[Work to complete]
Identify every line containing the word "adapter" and reproduce each one.

[Dataset excerpts]
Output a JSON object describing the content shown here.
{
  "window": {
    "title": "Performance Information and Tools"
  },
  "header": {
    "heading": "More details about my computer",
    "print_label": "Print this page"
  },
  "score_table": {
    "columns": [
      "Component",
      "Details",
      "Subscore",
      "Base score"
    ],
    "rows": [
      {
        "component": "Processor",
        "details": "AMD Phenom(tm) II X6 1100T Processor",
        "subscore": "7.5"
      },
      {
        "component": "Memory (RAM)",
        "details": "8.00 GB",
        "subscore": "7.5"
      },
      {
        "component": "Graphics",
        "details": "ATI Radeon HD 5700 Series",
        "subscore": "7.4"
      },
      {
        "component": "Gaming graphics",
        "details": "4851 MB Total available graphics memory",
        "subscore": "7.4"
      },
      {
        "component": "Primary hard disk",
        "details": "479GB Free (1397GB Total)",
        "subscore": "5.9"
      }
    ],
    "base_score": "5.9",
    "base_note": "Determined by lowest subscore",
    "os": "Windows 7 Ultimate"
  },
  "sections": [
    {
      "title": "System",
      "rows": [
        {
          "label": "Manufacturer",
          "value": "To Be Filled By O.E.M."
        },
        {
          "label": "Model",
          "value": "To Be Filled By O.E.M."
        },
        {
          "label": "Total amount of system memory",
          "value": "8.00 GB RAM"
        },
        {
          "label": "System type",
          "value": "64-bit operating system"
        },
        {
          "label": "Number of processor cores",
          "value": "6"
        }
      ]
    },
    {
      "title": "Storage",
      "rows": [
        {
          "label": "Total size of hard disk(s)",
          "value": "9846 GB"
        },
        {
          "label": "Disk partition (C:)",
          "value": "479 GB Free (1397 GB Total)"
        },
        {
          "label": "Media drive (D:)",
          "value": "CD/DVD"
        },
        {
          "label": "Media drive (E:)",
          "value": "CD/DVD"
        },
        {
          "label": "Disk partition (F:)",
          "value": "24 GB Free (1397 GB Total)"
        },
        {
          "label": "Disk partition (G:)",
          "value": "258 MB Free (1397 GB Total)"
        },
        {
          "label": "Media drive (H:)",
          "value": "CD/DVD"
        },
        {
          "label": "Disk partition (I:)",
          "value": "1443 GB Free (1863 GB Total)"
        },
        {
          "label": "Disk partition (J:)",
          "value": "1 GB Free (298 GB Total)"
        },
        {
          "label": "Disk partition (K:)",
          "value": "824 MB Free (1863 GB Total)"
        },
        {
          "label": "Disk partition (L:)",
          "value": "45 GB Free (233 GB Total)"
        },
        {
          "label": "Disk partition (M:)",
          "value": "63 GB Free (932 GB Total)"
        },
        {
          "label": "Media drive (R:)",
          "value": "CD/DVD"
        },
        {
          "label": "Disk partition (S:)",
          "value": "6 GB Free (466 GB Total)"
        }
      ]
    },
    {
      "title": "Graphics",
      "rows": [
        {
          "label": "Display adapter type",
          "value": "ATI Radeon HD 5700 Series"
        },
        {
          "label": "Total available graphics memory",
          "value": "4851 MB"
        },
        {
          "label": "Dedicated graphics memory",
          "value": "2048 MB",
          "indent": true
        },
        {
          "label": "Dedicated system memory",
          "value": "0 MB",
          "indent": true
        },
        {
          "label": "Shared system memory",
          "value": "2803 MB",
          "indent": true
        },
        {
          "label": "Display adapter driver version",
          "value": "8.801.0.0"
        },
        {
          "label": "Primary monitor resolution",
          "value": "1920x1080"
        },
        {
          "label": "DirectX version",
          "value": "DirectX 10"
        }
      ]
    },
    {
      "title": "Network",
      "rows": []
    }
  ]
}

[The completed task]
          "label": "Display adapter type",
          "label": "Display adapter driver version",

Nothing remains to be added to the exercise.